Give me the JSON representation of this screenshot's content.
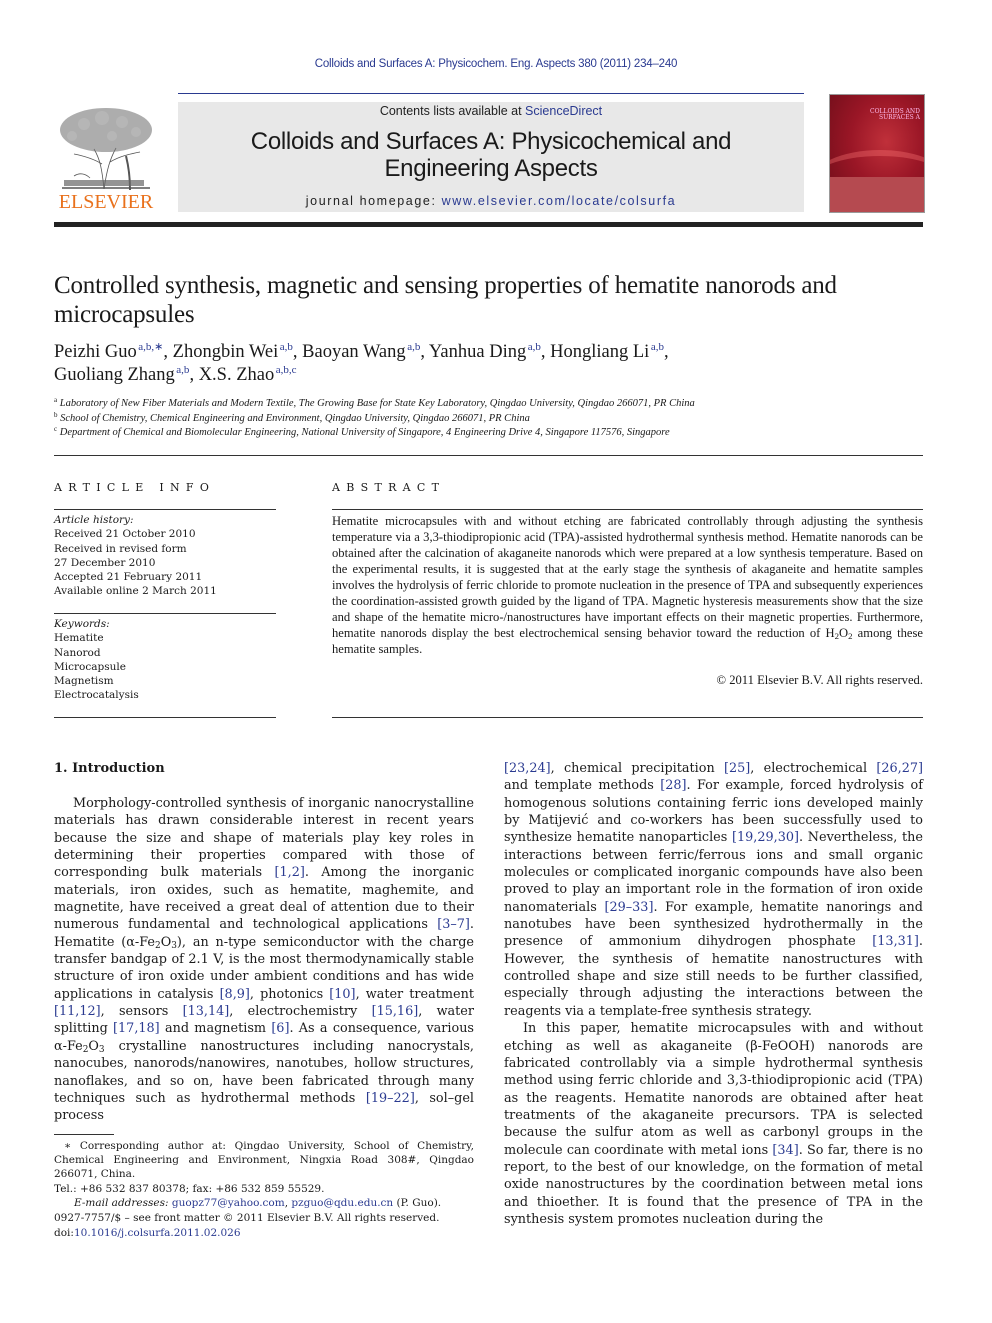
{
  "header": {
    "journal_ref": "Colloids and Surfaces A: Physicochem. Eng. Aspects 380 (2011) 234–240",
    "publisher_logo_text": "ELSEVIER",
    "contents_prefix": "Contents lists available at ",
    "contents_link": "ScienceDirect",
    "journal_title_line1": "Colloids and Surfaces A: Physicochemical and",
    "journal_title_line2": "Engineering Aspects",
    "homepage_prefix": "journal homepage: ",
    "homepage_url": "www.elsevier.com/locate/colsurfa",
    "cover_title": "COLLOIDS AND SURFACES A",
    "colors": {
      "link": "#2a3a90",
      "elsevier_orange": "#e9711c",
      "cover_red": "#9a1626",
      "masthead_bg": "#e8e8e8"
    }
  },
  "article": {
    "title": "Controlled synthesis, magnetic and sensing properties of hematite nanorods and microcapsules",
    "authors": [
      {
        "name": "Peizhi Guo",
        "aff": "a,b,∗",
        "sep": ", "
      },
      {
        "name": "Zhongbin Wei",
        "aff": "a,b",
        "sep": ", "
      },
      {
        "name": "Baoyan Wang",
        "aff": "a,b",
        "sep": ", "
      },
      {
        "name": "Yanhua Ding",
        "aff": "a,b",
        "sep": ", "
      },
      {
        "name": "Hongliang Li",
        "aff": "a,b",
        "sep": ","
      },
      {
        "name": "Guoliang Zhang",
        "aff": "a,b",
        "sep": ", "
      },
      {
        "name": "X.S. Zhao",
        "aff": "a,b,c",
        "sep": ""
      }
    ],
    "affiliations": [
      {
        "key": "a",
        "text": "Laboratory of New Fiber Materials and Modern Textile, The Growing Base for State Key Laboratory, Qingdao University, Qingdao 266071, PR China"
      },
      {
        "key": "b",
        "text": "School of Chemistry, Chemical Engineering and Environment, Qingdao University, Qingdao 266071, PR China"
      },
      {
        "key": "c",
        "text": "Department of Chemical and Biomolecular Engineering, National University of Singapore, 4 Engineering Drive 4, Singapore 117576, Singapore"
      }
    ]
  },
  "article_info": {
    "heading": "ARTICLE INFO",
    "history_label": "Article history:",
    "history": [
      "Received 21 October 2010",
      "Received in revised form",
      "27 December 2010",
      "Accepted 21 February 2011",
      "Available online 2 March 2011"
    ],
    "keywords_label": "Keywords:",
    "keywords": [
      "Hematite",
      "Nanorod",
      "Microcapsule",
      "Magnetism",
      "Electrocatalysis"
    ]
  },
  "abstract": {
    "heading": "ABSTRACT",
    "text_part1": "Hematite microcapsules with and without etching are fabricated controllably through adjusting the synthesis temperature via a 3,3-thiodipropionic acid (TPA)-assisted hydrothermal synthesis method. Hematite nanorods can be obtained after the calcination of akaganeite nanorods which were prepared at a low synthesis temperature. Based on the experimental results, it is suggested that at the early stage the synthesis of akaganeite and hematite samples involves the hydrolysis of ferric chloride to promote nucleation in the presence of TPA and subsequently experiences the coordination-assisted growth guided by the ligand of TPA. Magnetic hysteresis measurements show that the size and shape of the hematite micro-/nanostructures have important effects on their magnetic properties. Furthermore, hematite nanorods display the best electrochemical sensing behavior toward the reduction of H",
    "sub1": "2",
    "mid": "O",
    "sub2": "2",
    "text_part2": " among these hematite samples.",
    "copyright": "© 2011 Elsevier B.V. All rights reserved."
  },
  "body": {
    "intro_heading": "1.  Introduction",
    "left_p1": [
      "Morphology-controlled synthesis of inorganic nanocrystalline materials has drawn considerable interest in recent years because the size and shape of materials play key roles in determining their properties compared with those of corresponding bulk materials ",
      "[1,2]",
      ". Among the inorganic materials, iron oxides, such as hematite, maghemite, and magnetite, have received a great deal of attention due to their numerous fundamental and technological applications ",
      "[3–7]",
      ". Hematite (α-Fe",
      "2",
      "O",
      "3",
      "), an n-type semiconductor with the charge transfer bandgap of 2.1 V, is the most thermodynamically stable structure of iron oxide under ambient conditions and has wide applications in catalysis ",
      "[8,9]",
      ", photonics ",
      "[10]",
      ", water treatment ",
      "[11,12]",
      ", sensors ",
      "[13,14]",
      ", electrochemistry ",
      "[15,16]",
      ", water splitting ",
      "[17,18]",
      " and magnetism ",
      "[6]",
      ". As a consequence, various α-Fe",
      "2",
      "O",
      "3",
      " crystalline nanostructures including nanocrystals, nanocubes, nanorods/nanowires, nanotubes, hollow structures, nanoflakes, and so on, have been fabricated through many techniques such as hydrothermal methods ",
      "[19–22]",
      ", sol–gel process"
    ],
    "right_p1": [
      "[23,24]",
      ", chemical precipitation ",
      "[25]",
      ", electrochemical ",
      "[26,27]",
      " and template methods ",
      "[28]",
      ". For example, forced hydrolysis of homogenous solutions containing ferric ions developed mainly by Matijević and co-workers has been successfully used to synthesize hematite nanoparticles ",
      "[19,29,30]",
      ". Nevertheless, the interactions between ferric/ferrous ions and small organic molecules or complicated inorganic compounds have also been proved to play an important role in the formation of iron oxide nanomaterials ",
      "[29–33]",
      ". For example, hematite nanorings and nanotubes have been synthesized hydrothermally in the presence of ammonium dihydrogen phosphate ",
      "[13,31]",
      ". However, the synthesis of hematite nanostructures with controlled shape and size still needs to be further classified, especially through adjusting the interactions between the reagents via a template-free synthesis strategy."
    ],
    "right_p2": [
      "In this paper, hematite microcapsules with and without etching as well as akaganeite (β-FeOOH) nanorods are fabricated controllably via a simple hydrothermal synthesis method using ferric chloride and 3,3-thiodipropionic acid (TPA) as the reagents. Hematite nanorods are obtained after heat treatments of the akaganeite precursors. TPA is selected because the sulfur atom as well as carbonyl groups in the molecule can coordinate with metal ions ",
      "[34]",
      ". So far, there is no report, to the best of our knowledge, on the formation of metal oxide nanostructures by the coordination between metal ions and thioether. It is found that the presence of TPA in the synthesis system promotes nucleation during the"
    ]
  },
  "footnote": {
    "corresponding": "∗ Corresponding author at: Qingdao University, School of Chemistry, Chemical Engineering and Environment, Ningxia Road 308#, Qingdao 266071, China.",
    "tel": "Tel.: +86 532 837 80378; fax: +86 532 859 55529.",
    "email_label": "E-mail addresses:",
    "email1": "guopz77@yahoo.com",
    "email2": "pzguo@qdu.edu.cn",
    "email_owner": " (P. Guo).",
    "issn": "0927-7757/$ – see front matter © 2011 Elsevier B.V. All rights reserved.",
    "doi_prefix": "doi:",
    "doi": "10.1016/j.colsurfa.2011.02.026"
  }
}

» What is asked: An exact transcription of all the entries is required, without the pictures.

» Finished answer:
Give me the JSON representation of this screenshot's content.
{
  "header": {
    "journal_ref": "Colloids and Surfaces A: Physicochem. Eng. Aspects 380 (2011) 234–240",
    "publisher_logo_text": "ELSEVIER",
    "contents_prefix": "Contents lists available at ",
    "contents_link": "ScienceDirect",
    "journal_title_line1": "Colloids and Surfaces A: Physicochemical and",
    "journal_title_line2": "Engineering Aspects",
    "homepage_prefix": "journal homepage: ",
    "homepage_url": "www.elsevier.com/locate/colsurfa",
    "cover_title": "COLLOIDS AND SURFACES A",
    "colors": {
      "link": "#2a3a90",
      "elsevier_orange": "#e9711c",
      "cover_red": "#9a1626",
      "masthead_bg": "#e8e8e8"
    }
  },
  "article": {
    "title": "Controlled synthesis, magnetic and sensing properties of hematite nanorods and microcapsules",
    "authors": [
      {
        "name": "Peizhi Guo",
        "aff": "a,b,∗",
        "sep": ", "
      },
      {
        "name": "Zhongbin Wei",
        "aff": "a,b",
        "sep": ", "
      },
      {
        "name": "Baoyan Wang",
        "aff": "a,b",
        "sep": ", "
      },
      {
        "name": "Yanhua Ding",
        "aff": "a,b",
        "sep": ", "
      },
      {
        "name": "Hongliang Li",
        "aff": "a,b",
        "sep": ","
      },
      {
        "name": "Guoliang Zhang",
        "aff": "a,b",
        "sep": ", "
      },
      {
        "name": "X.S. Zhao",
        "aff": "a,b,c",
        "sep": ""
      }
    ],
    "affiliations": [
      {
        "key": "a",
        "text": "Laboratory of New Fiber Materials and Modern Textile, The Growing Base for State Key Laboratory, Qingdao University, Qingdao 266071, PR China"
      },
      {
        "key": "b",
        "text": "School of Chemistry, Chemical Engineering and Environment, Qingdao University, Qingdao 266071, PR China"
      },
      {
        "key": "c",
        "text": "Department of Chemical and Biomolecular Engineering, National University of Singapore, 4 Engineering Drive 4, Singapore 117576, Singapore"
      }
    ]
  },
  "article_info": {
    "heading": "ARTICLE INFO",
    "history_label": "Article history:",
    "history": [
      "Received 21 October 2010",
      "Received in revised form",
      "27 December 2010",
      "Accepted 21 February 2011",
      "Available online 2 March 2011"
    ],
    "keywords_label": "Keywords:",
    "keywords": [
      "Hematite",
      "Nanorod",
      "Microcapsule",
      "Magnetism",
      "Electrocatalysis"
    ]
  },
  "abstract": {
    "heading": "ABSTRACT",
    "text_part1": "Hematite microcapsules with and without etching are fabricated controllably through adjusting the synthesis temperature via a 3,3-thiodipropionic acid (TPA)-assisted hydrothermal synthesis method. Hematite nanorods can be obtained after the calcination of akaganeite nanorods which were prepared at a low synthesis temperature. Based on the experimental results, it is suggested that at the early stage the synthesis of akaganeite and hematite samples involves the hydrolysis of ferric chloride to promote nucleation in the presence of TPA and subsequently experiences the coordination-assisted growth guided by the ligand of TPA. Magnetic hysteresis measurements show that the size and shape of the hematite micro-/nanostructures have important effects on their magnetic properties. Furthermore, hematite nanorods display the best electrochemical sensing behavior toward the reduction of H",
    "sub1": "2",
    "mid": "O",
    "sub2": "2",
    "text_part2": " among these hematite samples.",
    "copyright": "© 2011 Elsevier B.V. All rights reserved."
  },
  "body": {
    "intro_heading": "1.  Introduction",
    "left_p1": [
      "Morphology-controlled synthesis of inorganic nanocrystalline materials has drawn considerable interest in recent years because the size and shape of materials play key roles in determining their properties compared with those of corresponding bulk materials ",
      "[1,2]",
      ". Among the inorganic materials, iron oxides, such as hematite, maghemite, and magnetite, have received a great deal of attention due to their numerous fundamental and technological applications ",
      "[3–7]",
      ". Hematite (α-Fe",
      "2",
      "O",
      "3",
      "), an n-type semiconductor with the charge transfer bandgap of 2.1 V, is the most thermodynamically stable structure of iron oxide under ambient conditions and has wide applications in catalysis ",
      "[8,9]",
      ", photonics ",
      "[10]",
      ", water treatment ",
      "[11,12]",
      ", sensors ",
      "[13,14]",
      ", electrochemistry ",
      "[15,16]",
      ", water splitting ",
      "[17,18]",
      " and magnetism ",
      "[6]",
      ". As a consequence, various α-Fe",
      "2",
      "O",
      "3",
      " crystalline nanostructures including nanocrystals, nanocubes, nanorods/nanowires, nanotubes, hollow structures, nanoflakes, and so on, have been fabricated through many techniques such as hydrothermal methods ",
      "[19–22]",
      ", sol–gel process"
    ],
    "right_p1": [
      "[23,24]",
      ", chemical precipitation ",
      "[25]",
      ", electrochemical ",
      "[26,27]",
      " and template methods ",
      "[28]",
      ". For example, forced hydrolysis of homogenous solutions containing ferric ions developed mainly by Matijević and co-workers has been successfully used to synthesize hematite nanoparticles ",
      "[19,29,30]",
      ". Nevertheless, the interactions between ferric/ferrous ions and small organic molecules or complicated inorganic compounds have also been proved to play an important role in the formation of iron oxide nanomaterials ",
      "[29–33]",
      ". For example, hematite nanorings and nanotubes have been synthesized hydrothermally in the presence of ammonium dihydrogen phosphate ",
      "[13,31]",
      ". However, the synthesis of hematite nanostructures with controlled shape and size still needs to be further classified, especially through adjusting the interactions between the reagents via a template-free synthesis strategy."
    ],
    "right_p2": [
      "In this paper, hematite microcapsules with and without etching as well as akaganeite (β-FeOOH) nanorods are fabricated controllably via a simple hydrothermal synthesis method using ferric chloride and 3,3-thiodipropionic acid (TPA) as the reagents. Hematite nanorods are obtained after heat treatments of the akaganeite precursors. TPA is selected because the sulfur atom as well as carbonyl groups in the molecule can coordinate with metal ions ",
      "[34]",
      ". So far, there is no report, to the best of our knowledge, on the formation of metal oxide nanostructures by the coordination between metal ions and thioether. It is found that the presence of TPA in the synthesis system promotes nucleation during the"
    ]
  },
  "footnote": {
    "corresponding": "∗ Corresponding author at: Qingdao University, School of Chemistry, Chemical Engineering and Environment, Ningxia Road 308#, Qingdao 266071, China.",
    "tel": "Tel.: +86 532 837 80378; fax: +86 532 859 55529.",
    "email_label": "E-mail addresses:",
    "email1": "guopz77@yahoo.com",
    "email2": "pzguo@qdu.edu.cn",
    "email_owner": " (P. Guo).",
    "issn": "0927-7757/$ – see front matter © 2011 Elsevier B.V. All rights reserved.",
    "doi_prefix": "doi:",
    "doi": "10.1016/j.colsurfa.2011.02.026"
  }
}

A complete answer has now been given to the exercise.